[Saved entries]
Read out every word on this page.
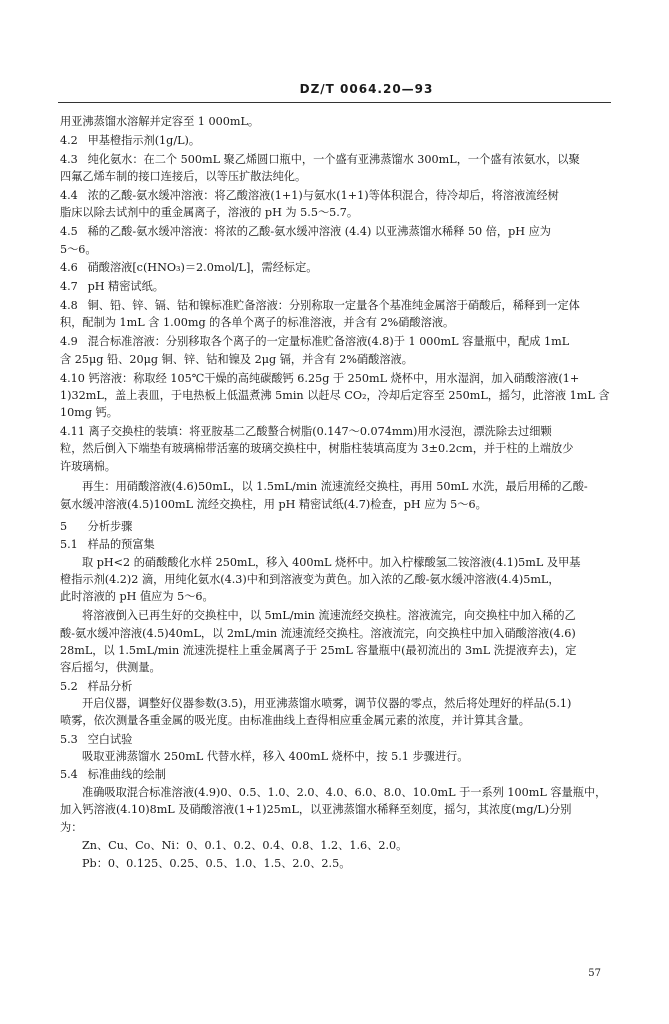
DZ/T 0064.20—93

用亚沸蒸馏水溶解并定容至 1 000mL。

4.2 甲基橙指示剂(1g/L)。

4.3 纯化氨水：在二个 500mL 聚乙烯圆口瓶中，一个盛有亚沸蒸馏水 300mL，一个盛有浓氨水，以聚

四氟乙烯车制的接口连接后，以等压扩散法纯化。

4.4 浓的乙酸-氨水缓冲溶液：将乙酸溶液(1+1)与氨水(1+1)等体积混合，待冷却后，将溶液流经树

脂床以除去试剂中的重金属离子，溶液的 pH 为 5.5～5.7。

4.5 稀的乙酸-氨水缓冲溶液：将浓的乙酸-氨水缓冲溶液 (4.4) 以亚沸蒸馏水稀释 50 倍，pH 应为

5～6。

4.6 硝酸溶液[c(HNO₃)＝2.0mol/L]，需经标定。

4.7 pH 精密试纸。

4.8 铜、铅、锌、镉、钴和镍标准贮备溶液：分别称取一定量各个基准纯金属溶于硝酸后，稀释到一定体

积，配制为 1mL 含 1.00mg 的各单个离子的标准溶液，并含有 2%硝酸溶液。

4.9 混合标准溶液：分别移取各个离子的一定量标准贮备溶液(4.8)于 1 000mL 容量瓶中，配成 1mL

含 25μg 铅、20μg 铜、锌、钴和镍及 2μg 镉，并含有 2%硝酸溶液。

4.10 钙溶液：称取经 105℃干燥的高纯碳酸钙 6.25g 于 250mL 烧杯中，用水湿润，加入硝酸溶液(1+

1)32mL，盖上表皿，于电热板上低温煮沸 5min 以赶尽 CO₂，冷却后定容至 250mL，摇匀，此溶液 1mL 含

10mg 钙。

4.11 离子交换柱的装填：将亚胺基二乙酸螯合树脂(0.147～0.074mm)用水浸泡，漂洗除去过细颗

粒，然后倒入下端垫有玻璃棉带活塞的玻璃交换柱中，树脂柱装填高度为 3±0.2cm，并于柱的上端放少

许玻璃棉。

再生：用硝酸溶液(4.6)50mL，以 1.5mL/min 流速流经交换柱，再用 50mL 水洗，最后用稀的乙酸-

氨水缓冲溶液(4.5)100mL 流经交换柱，用 pH 精密试纸(4.7)检查，pH 应为 5～6。

5 分析步骤

5.1 样品的预富集

取 pH<2 的硝酸酸化水样 250mL，移入 400mL 烧杯中。加入柠檬酸氢二铵溶液(4.1)5mL 及甲基

橙指示剂(4.2)2 滴，用纯化氨水(4.3)中和到溶液变为黄色。加入浓的乙酸-氨水缓冲溶液(4.4)5mL，

此时溶液的 pH 值应为 5～6。

将溶液倒入已再生好的交换柱中，以 5mL/min 流速流经交换柱。溶液流完，向交换柱中加入稀的乙

酸-氨水缓冲溶液(4.5)40mL，以 2mL/min 流速流经交换柱。溶液流完，向交换柱中加入硝酸溶液(4.6)

28mL，以 1.5mL/min 流速洗提柱上重金属离子于 25mL 容量瓶中(最初流出的 3mL 洗提液弃去)，定

容后摇匀，供测量。

5.2 样品分析

开启仪器，调整好仪器参数(3.5)，用亚沸蒸馏水喷雾，调节仪器的零点，然后将处理好的样品(5.1)

喷雾，依次测量各重金属的吸光度。由标准曲线上查得相应重金属元素的浓度，并计算其含量。

5.3 空白试验

吸取亚沸蒸馏水 250mL 代替水样，移入 400mL 烧杯中，按 5.1 步骤进行。

5.4 标准曲线的绘制

准确吸取混合标准溶液(4.9)0、0.5、1.0、2.0、4.0、6.0、8.0、10.0mL 于一系列 100mL 容量瓶中，

加入钙溶液(4.10)8mL 及硝酸溶液(1+1)25mL，以亚沸蒸馏水稀释至刻度，摇匀，其浓度(mg/L)分别

为：

Zn、Cu、Co、Ni：0、0.1、0.2、0.4、0.8、1.2、1.6、2.0。

Pb：0、0.125、0.25、0.5、1.0、1.5、2.0、2.5。

57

**EXERCISE DESCRIPTION:** Transcribe every entry word for word, but omit the pictures.

**THE OUTPUT:**
Read out every word on this page.
DZ/T 0064.20—93

用亚沸蒸馏水溶解并定容至 1 000mL。

4.2 甲基橙指示剂(1g/L)。

4.3 纯化氨水：在二个 500mL 聚乙烯圆口瓶中，一个盛有亚沸蒸馏水 300mL，一个盛有浓氨水，以聚

四氟乙烯车制的接口连接后，以等压扩散法纯化。

4.4 浓的乙酸-氨水缓冲溶液：将乙酸溶液(1+1)与氨水(1+1)等体积混合，待冷却后，将溶液流经树

脂床以除去试剂中的重金属离子，溶液的 pH 为 5.5～5.7。

4.5 稀的乙酸-氨水缓冲溶液：将浓的乙酸-氨水缓冲溶液 (4.4) 以亚沸蒸馏水稀释 50 倍，pH 应为

5～6。

4.6 硝酸溶液[c(HNO₃)＝2.0mol/L]，需经标定。

4.7 pH 精密试纸。

4.8 铜、铅、锌、镉、钴和镍标准贮备溶液：分别称取一定量各个基准纯金属溶于硝酸后，稀释到一定体

积，配制为 1mL 含 1.00mg 的各单个离子的标准溶液，并含有 2%硝酸溶液。

4.9 混合标准溶液：分别移取各个离子的一定量标准贮备溶液(4.8)于 1 000mL 容量瓶中，配成 1mL

含 25μg 铅、20μg 铜、锌、钴和镍及 2μg 镉，并含有 2%硝酸溶液。

4.10 钙溶液：称取经 105℃干燥的高纯碳酸钙 6.25g 于 250mL 烧杯中，用水湿润，加入硝酸溶液(1+

1)32mL，盖上表皿，于电热板上低温煮沸 5min 以赶尽 CO₂，冷却后定容至 250mL，摇匀，此溶液 1mL 含

10mg 钙。

4.11 离子交换柱的装填：将亚胺基二乙酸螯合树脂(0.147～0.074mm)用水浸泡，漂洗除去过细颗

粒，然后倒入下端垫有玻璃棉带活塞的玻璃交换柱中，树脂柱装填高度为 3±0.2cm，并于柱的上端放少

许玻璃棉。

再生：用硝酸溶液(4.6)50mL，以 1.5mL/min 流速流经交换柱，再用 50mL 水洗，最后用稀的乙酸-

氨水缓冲溶液(4.5)100mL 流经交换柱，用 pH 精密试纸(4.7)检查，pH 应为 5～6。

5 分析步骤

5.1 样品的预富集

取 pH<2 的硝酸酸化水样 250mL，移入 400mL 烧杯中。加入柠檬酸氢二铵溶液(4.1)5mL 及甲基

橙指示剂(4.2)2 滴，用纯化氨水(4.3)中和到溶液变为黄色。加入浓的乙酸-氨水缓冲溶液(4.4)5mL，

此时溶液的 pH 值应为 5～6。

将溶液倒入已再生好的交换柱中，以 5mL/min 流速流经交换柱。溶液流完，向交换柱中加入稀的乙

酸-氨水缓冲溶液(4.5)40mL，以 2mL/min 流速流经交换柱。溶液流完，向交换柱中加入硝酸溶液(4.6)

28mL，以 1.5mL/min 流速洗提柱上重金属离子于 25mL 容量瓶中(最初流出的 3mL 洗提液弃去)，定

容后摇匀，供测量。

5.2 样品分析

开启仪器，调整好仪器参数(3.5)，用亚沸蒸馏水喷雾，调节仪器的零点，然后将处理好的样品(5.1)

喷雾，依次测量各重金属的吸光度。由标准曲线上查得相应重金属元素的浓度，并计算其含量。

5.3 空白试验

吸取亚沸蒸馏水 250mL 代替水样，移入 400mL 烧杯中，按 5.1 步骤进行。

5.4 标准曲线的绘制

准确吸取混合标准溶液(4.9)0、0.5、1.0、2.0、4.0、6.0、8.0、10.0mL 于一系列 100mL 容量瓶中，

加入钙溶液(4.10)8mL 及硝酸溶液(1+1)25mL，以亚沸蒸馏水稀释至刻度，摇匀，其浓度(mg/L)分别

为：

Zn、Cu、Co、Ni：0、0.1、0.2、0.4、0.8、1.2、1.6、2.0。

Pb：0、0.125、0.25、0.5、1.0、1.5、2.0、2.5。

57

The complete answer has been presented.